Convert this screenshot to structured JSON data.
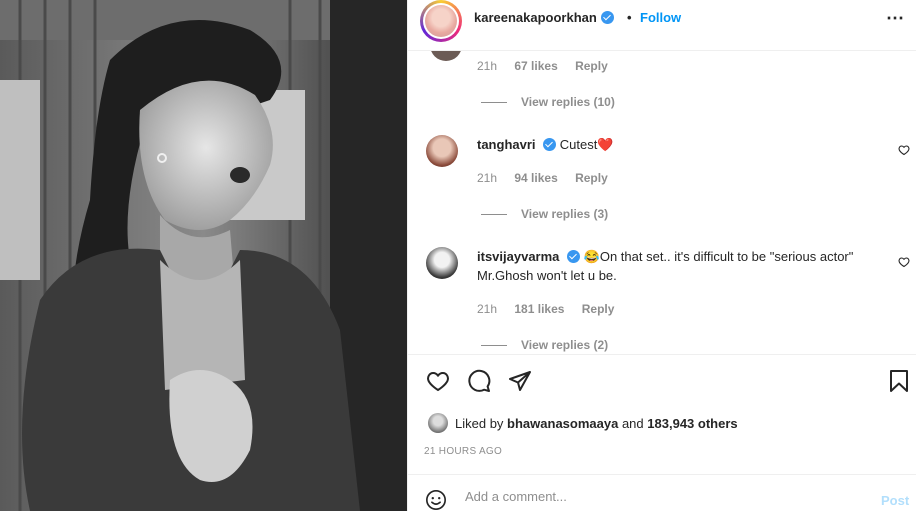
{
  "header": {
    "username": "kareenakapoorkhan",
    "separator": "•",
    "follow_label": "Follow",
    "more_label": "⋯"
  },
  "comments": [
    {
      "user": "",
      "text": "",
      "time": "21h",
      "likes": "67 likes",
      "reply_label": "Reply",
      "view_replies": "View replies (10)"
    },
    {
      "user": "tanghavri",
      "text": "Cutest",
      "emoji": "❤️",
      "time": "21h",
      "likes": "94 likes",
      "reply_label": "Reply",
      "view_replies": "View replies (3)"
    },
    {
      "user": "itsvijayvarma",
      "emoji": "😂",
      "text": "On that set.. it's difficult to be \"serious actor\" Mr.Ghosh won't let u be.",
      "time": "21h",
      "likes": "181 likes",
      "reply_label": "Reply",
      "view_replies": "View replies (2)"
    }
  ],
  "actions": {
    "like_icon": "heart-icon",
    "comment_icon": "comment-icon",
    "share_icon": "share-icon",
    "save_icon": "bookmark-icon"
  },
  "likes": {
    "prefix": "Liked by",
    "user": "bhawanasomaaya",
    "middle": "and",
    "others": "183,943 others"
  },
  "time_ago": "21 HOURS AGO",
  "add_comment": {
    "placeholder": "Add a comment...",
    "post_label": "Post"
  },
  "colors": {
    "accent": "#0095f6",
    "post_disabled": "#b2dffc",
    "muted": "#8e8e8e",
    "verified": "#3897f0"
  }
}
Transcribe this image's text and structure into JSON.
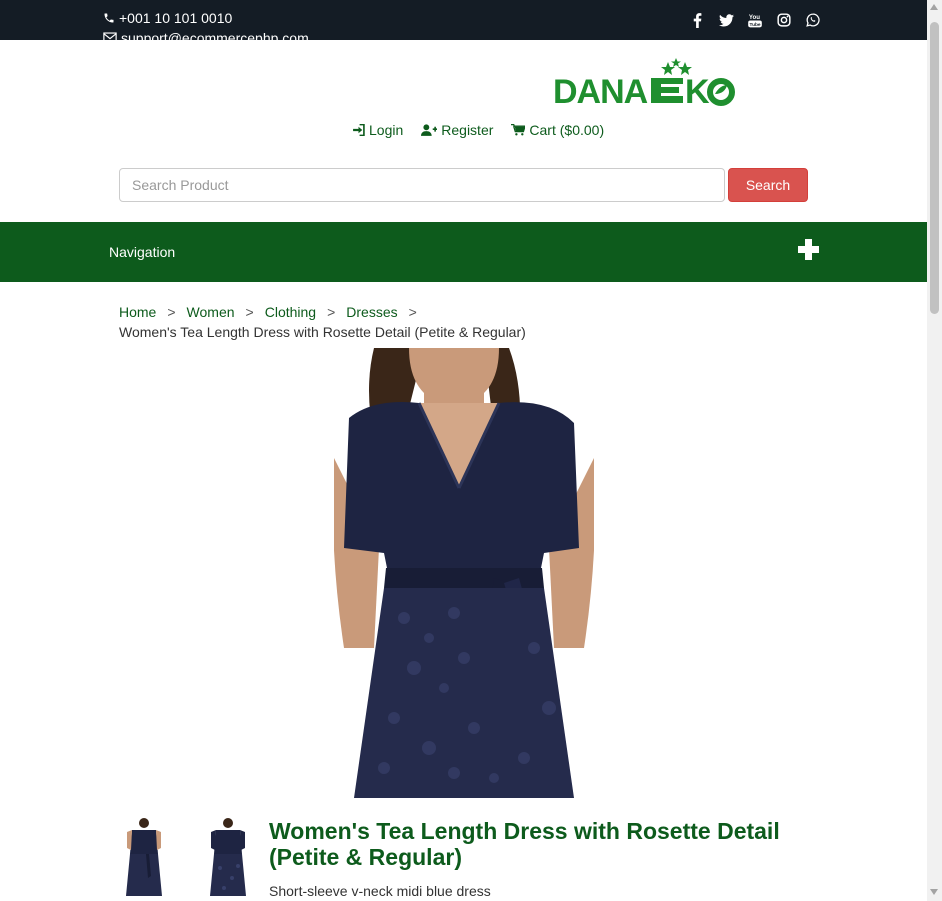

• _Work to be completed_:
From the records above, report the count of lines containing "likes" and nothing more.

• _Written answer_:
4